Entries taken from a collection -
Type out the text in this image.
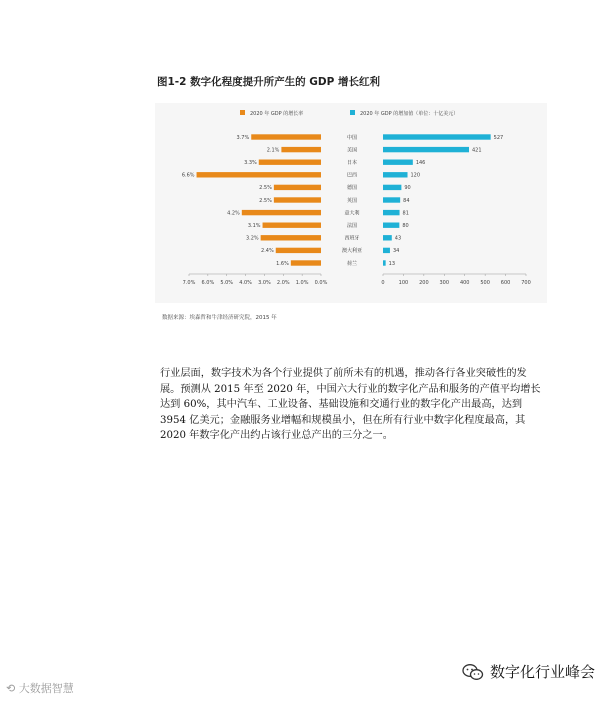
图1-2 数字化程度提升所产生的 GDP 增长红利
2020 年 GDP 的增长率	2020 年 GDP 的增加值（单位：十亿美元）
3.7%	中国	527
2.1%	美国	421
3.3%	日本	146
6.6%	巴西	120
2.5%	德国	90
2.5%	英国	84
4.2%	意大利	81
3.1%	法国	80
3.2%	西班牙	43
2.4%	澳大利亚	34
1.6%	荷兰	13
7.0% 6.0% 5.0% 4.0% 3.0% 2.0% 1.0% 0.0%	0	100 200 300 400 500 600 700
数据来源：埃森哲和牛津经济研究院，2015 年
行业层面，数字技术为各个行业提供了前所未有的机遇，推动各行各业突破性的发
展。预测从 2015 年至 2020 年，中国六大行业的数字化产品和服务的产值平均增长
达到 60%，其中汽车、工业设备、基础设施和交通行业的数字化产出最高，达到
3954 亿美元；金融服务业增幅和规模虽小，但在所有行业中数字化程度最高，其
2020 年数字化产出约占该行业总产出的三分之一。
数字化行业峰会
⟲ 大数据智慧
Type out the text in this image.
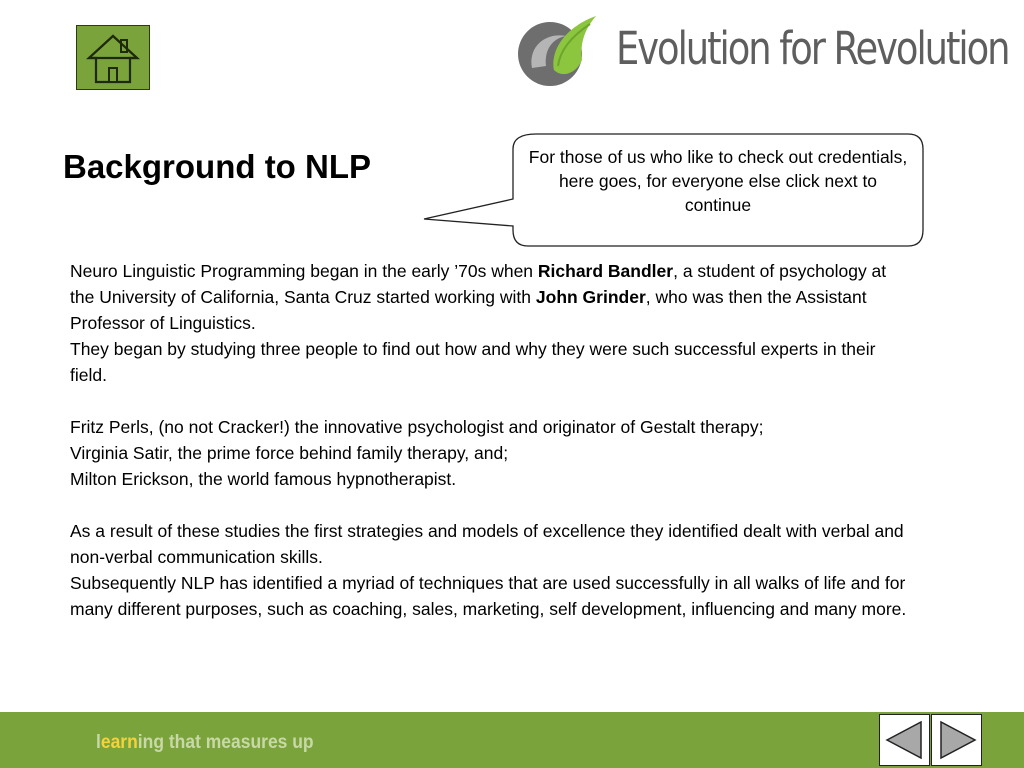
Evolution for Revolution
Background to NLP	For those of us who like to check out credentials, here goes, for everyone else click next to continue

Neuro Linguistic Programming began in the early ’70s when Richard Bandler, a student of psychology at the University of California, Santa Cruz started working with John Grinder, who was then the Assistant Professor of Linguistics.

They began by studying three people to find out how and why they were such successful experts in their field.

Fritz Perls, (no not Cracker!) the innovative psychologist and originator of Gestalt therapy;

Virginia Satir, the prime force behind family therapy, and;

Milton Erickson, the world famous hypnotherapist.

As a result of these studies the first strategies and models of excellence they identified dealt with verbal and non-verbal communication skills.

Subsequently NLP has identified a myriad of techniques that are used successfully in all walks of life and for many different purposes, such as coaching, sales, marketing, self development, influencing and many more.

learning that measures up
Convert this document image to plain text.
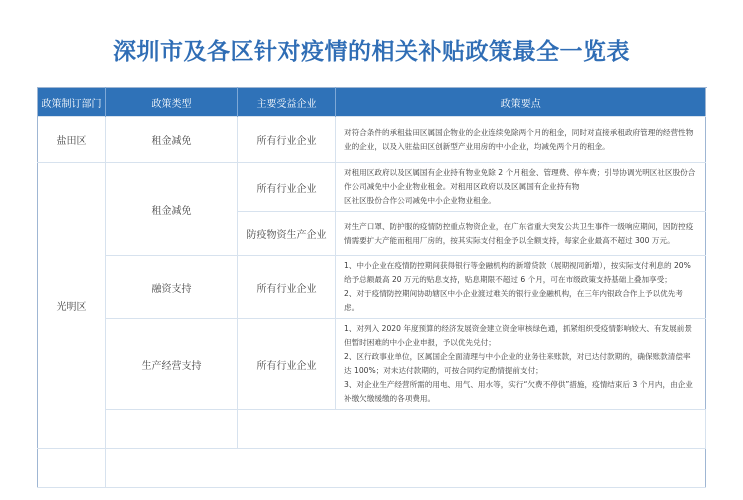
深圳市及各区针对疫情的相关补贴政策最全一览表
政策制订部门	政策类型	主要受益企业	政策要点
盐田区	租金减免	所有行业企业	对符合条件的承租盐田区属国企物业的企业连续免除两个月的租金，同时对直接承租政府管理的经营性物业的企业，以及入驻盐田区创新型产业用房的中小企业，均减免两个月的租金。

光明区	租金减免	所有行业企业	对租用区政府以及区属国有企业持有物业免除 2 个月租金、管理费、停车费；引导协调光明区社区股份合作公司减免中小企业物业租金。对租用区政府以及区属国有企业持有物
区社区股份合作公司减免中小企业物业租金。

		防疫物资生产企业	对生产口罩、防护服的疫情防控重点物资企业，在广东省重大突发公共卫生事件一级响应期间，因防控疫情需要扩大产能而租用厂房的，按其实际支付租金予以全额支持，每家企业最高不超过 300 万元。

	融资支持	所有行业企业	1、中小企业在疫情防控期间获得银行等金融机构的新增贷款（展期视同新增），按实际支付利息的 20% 给予总额最高 20 万元的贴息支持，贴息期限不超过 6 个月，可在市级政策支持基础上叠加享受；
2、对于疫情防控期间协助辖区中小企业渡过难关的银行业金融机构，在三年内银政合作上予以优先考虑。

	生产经营支持	所有行业企业	1、对列入 2020 年度预算的经济发展资金建立资金审核绿色通，抓紧组织受疫情影响较大、有发展前景但暂时困难的中小企业申报，予以优先兑付；
2、区行政事业单位，区属国企全面清理与中小企业的业务往来账款，对已达付款期的，确保账款清偿率达 100%；对未达付款期的，可按合同约定酌情提前支付；
3、对企业生产经营所需的用电、用气、用水等，实行“欠费不停供”措施，疫情结束后 3 个月内，由企业补缴欠缴缓缴的各项费用。
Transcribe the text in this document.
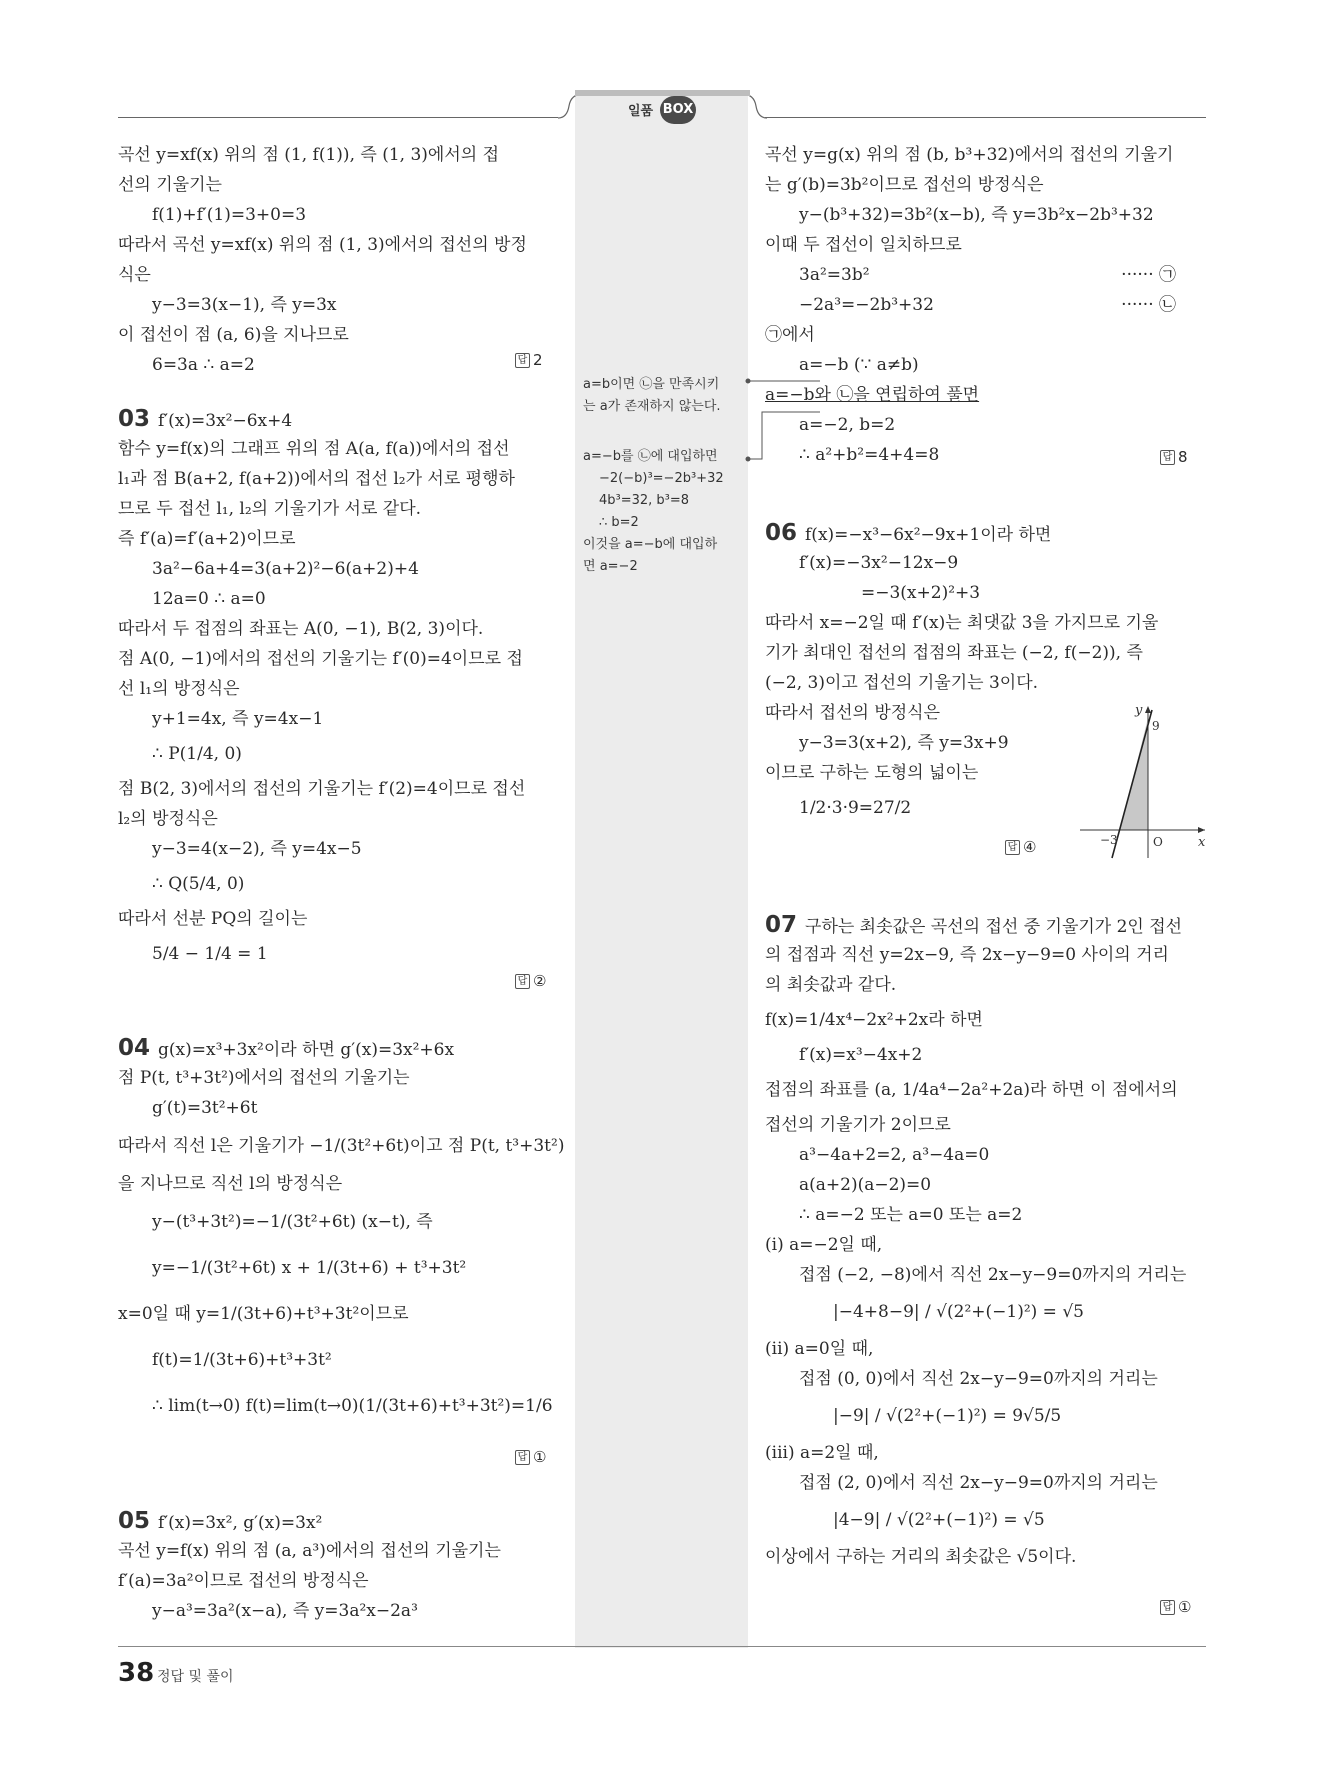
일품 BOX
곡선 y=xf(x) 위의 점 (1, f(1)), 즉 (1, 3)에서의 접
선의 기울기는
f(1)+f′(1)=3+0=3
따라서 곡선 y=xf(x) 위의 점 (1, 3)에서의 접선의 방정
식은
y−3=3(x−1), 즉 y=3x
이 접선이 점 (a, 6)을 지나므로
6=3a ∴ a=2	답 2
03 f′(x)=3x²−6x+4
함수 y=f(x)의 그래프 위의 점 A(a, f(a))에서의 접선
l₁과 점 B(a+2, f(a+2))에서의 접선 l₂가 서로 평행하
므로 두 접선 l₁, l₂의 기울기가 서로 같다.
즉 f′(a)=f′(a+2)이므로
3a²−6a+4=3(a+2)²−6(a+2)+4
12a=0 ∴ a=0
따라서 두 접점의 좌표는 A(0, −1), B(2, 3)이다.
점 A(0, −1)에서의 접선의 기울기는 f′(0)=4이므로 접
선 l₁의 방정식은
y+1=4x, 즉 y=4x−1
∴ P(1/4, 0)
점 B(2, 3)에서의 접선의 기울기는 f′(2)=4이므로 접선
l₂의 방정식은
y−3=4(x−2), 즉 y=4x−5
∴ Q(5/4, 0)
따라서 선분 PQ의 길이는
5/4 − 1/4 = 1
답 ②
04 g(x)=x³+3x²이라 하면 g′(x)=3x²+6x
점 P(t, t³+3t²)에서의 접선의 기울기는
g′(t)=3t²+6t
따라서 직선 l은 기울기가 −1/(3t²+6t)이고 점 P(t, t³+3t²)
을 지나므로 직선 l의 방정식은
y−(t³+3t²)=−1/(3t²+6t) (x−t), 즉
y=−1/(3t²+6t) x + 1/(3t+6) + t³+3t²
x=0일 때 y=1/(3t+6)+t³+3t²이므로
f(t)=1/(3t+6)+t³+3t²
∴ lim(t→0) f(t)=lim(t→0)(1/(3t+6)+t³+3t²)=1/6
답 ①
05 f′(x)=3x², g′(x)=3x²
곡선 y=f(x) 위의 점 (a, a³)에서의 접선의 기울기는
f′(a)=3a²이므로 접선의 방정식은
y−a³=3a²(x−a), 즉 y=3a²x−2a³
a=b이면 ㉡을 만족시키
는 a가 존재하지 않는다.
a=−b를 ㉡에 대입하면
−2(−b)³=−2b³+32
4b³=32, b³=8
∴ b=2
이것을 a=−b에 대입하
면 a=−2
곡선 y=g(x) 위의 점 (b, b³+32)에서의 접선의 기울기
는 g′(b)=3b²이므로 접선의 방정식은
y−(b³+32)=3b²(x−b), 즉 y=3b²x−2b³+32
이때 두 접선이 일치하므로
3a²=3b²	······ ㉠
−2a³=−2b³+32	······ ㉡
㉠에서
a=−b (∵ a≠b)
a=−b와 ㉡을 연립하여 풀면
a=−2, b=2
∴ a²+b²=4+4=8	답 8
06 f(x)=−x³−6x²−9x+1이라 하면
f′(x)=−3x²−12x−9
=−3(x+2)²+3
따라서 x=−2일 때 f′(x)는 최댓값 3을 가지므로 기울
기가 최대인 접선의 접점의 좌표는 (−2, f(−2)), 즉
(−2, 3)이고 접선의 기울기는 3이다.
따라서 접선의 방정식은
y−3=3(x+2), 즉 y=3x+9
이므로 구하는 도형의 넓이는
1/2·3·9=27/2
y
x
9
−3	O
답 ④
07 구하는 최솟값은 곡선의 접선 중 기울기가 2인 접선
의 접점과 직선 y=2x−9, 즉 2x−y−9=0 사이의 거리
의 최솟값과 같다.
f(x)=1/4x⁴−2x²+2x라 하면
f′(x)=x³−4x+2
접점의 좌표를 (a, 1/4a⁴−2a²+2a)라 하면 이 점에서의
접선의 기울기가 2이므로
a³−4a+2=2, a³−4a=0
a(a+2)(a−2)=0
∴ a=−2 또는 a=0 또는 a=2
(i) a=−2일 때,
접점 (−2, −8)에서 직선 2x−y−9=0까지의 거리는
|−4+8−9| / √(2²+(−1)²) = √5
(ii) a=0일 때,
접점 (0, 0)에서 직선 2x−y−9=0까지의 거리는
|−9| / √(2²+(−1)²) = 9√5/5
(iii) a=2일 때,
접점 (2, 0)에서 직선 2x−y−9=0까지의 거리는
|4−9| / √(2²+(−1)²) = √5
이상에서 구하는 거리의 최솟값은 √5이다.
답 ①
38 정답 및 풀이
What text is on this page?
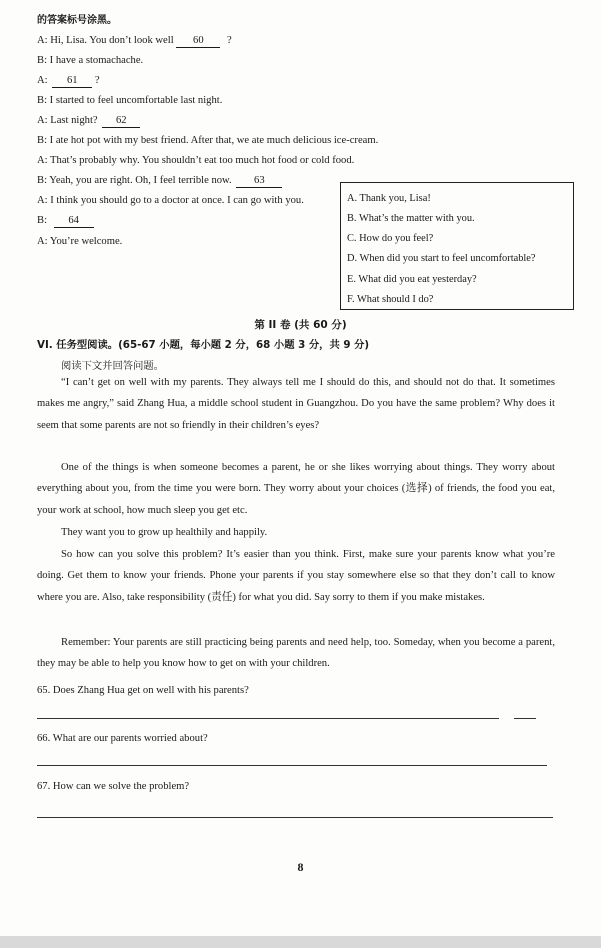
的答案标号涂黑。
A: Hi, Lisa. You don’t look well 60 ?
B: I have a stomachache.
A: 61 ?
B: I started to feel uncomfortable last night.
A: Last night? 62
B: I ate hot pot with my best friend. After that, we ate much delicious ice-cream.
A: That’s probably why. You shouldn’t eat too much hot food or cold food.
B: Yeah, you are right. Oh, I feel terrible now. 63
A: I think you should go to a doctor at once. I can go with you.
B: 64
A: You’re welcome.
A. Thank you, Lisa!
B. What’s the matter with you.
C. How do you feel?
D. When did you start to feel uncomfortable?
E. What did you eat yesterday?
F. What should I do?
第 II 卷 (共 60 分)
VI. 任务型阅读。(65-67 小题，每小题 2 分，68 小题 3 分，共 9 分)
阅读下文并回答问题。
“I can’t get on well with my parents. They always tell me I should do this, and should not do that. It sometimes makes me angry,” said Zhang Hua, a middle school student in Guangzhou. Do you have the same problem? Why does it seem that some parents are not so friendly in their children’s eyes?
One of the things is when someone becomes a parent, he or she likes worrying about things. They worry about everything about you, from the time you were born. They worry about your choices (选择) of friends, the food you eat, your work at school, how much sleep you get etc.
They want you to grow up healthily and happily.
So how can you solve this problem? It’s easier than you think. First, make sure your parents know what you’re doing. Get them to know your friends. Phone your parents if you stay somewhere else so that they don’t call to know where you are. Also, take responsibility (责任) for what you did. Say sorry to them if you make mistakes.
Remember: Your parents are still practicing being parents and need help, too. Someday, when you become a parent, they may be able to help you know how to get on with your children.
65. Does Zhang Hua get on well with his parents?
66. What are our parents worried about?
67. How can we solve the problem?
8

PROBLEM REQUIREMENTS - Search the listing above for the string "well". Copy every line that contains it.

WORKED SOLUTION -
A: Hi, Lisa. You don’t look well 60 ?
“I can’t get on well with my parents. They always tell me I should do this, and should not do that. It sometimes makes me angry,” said Zhang Hua, a middle school student in Guangzhou. Do you have the same problem? Why does it seem that some parents are not so friendly in their children’s eyes?
65. Does Zhang Hua get on well with his parents?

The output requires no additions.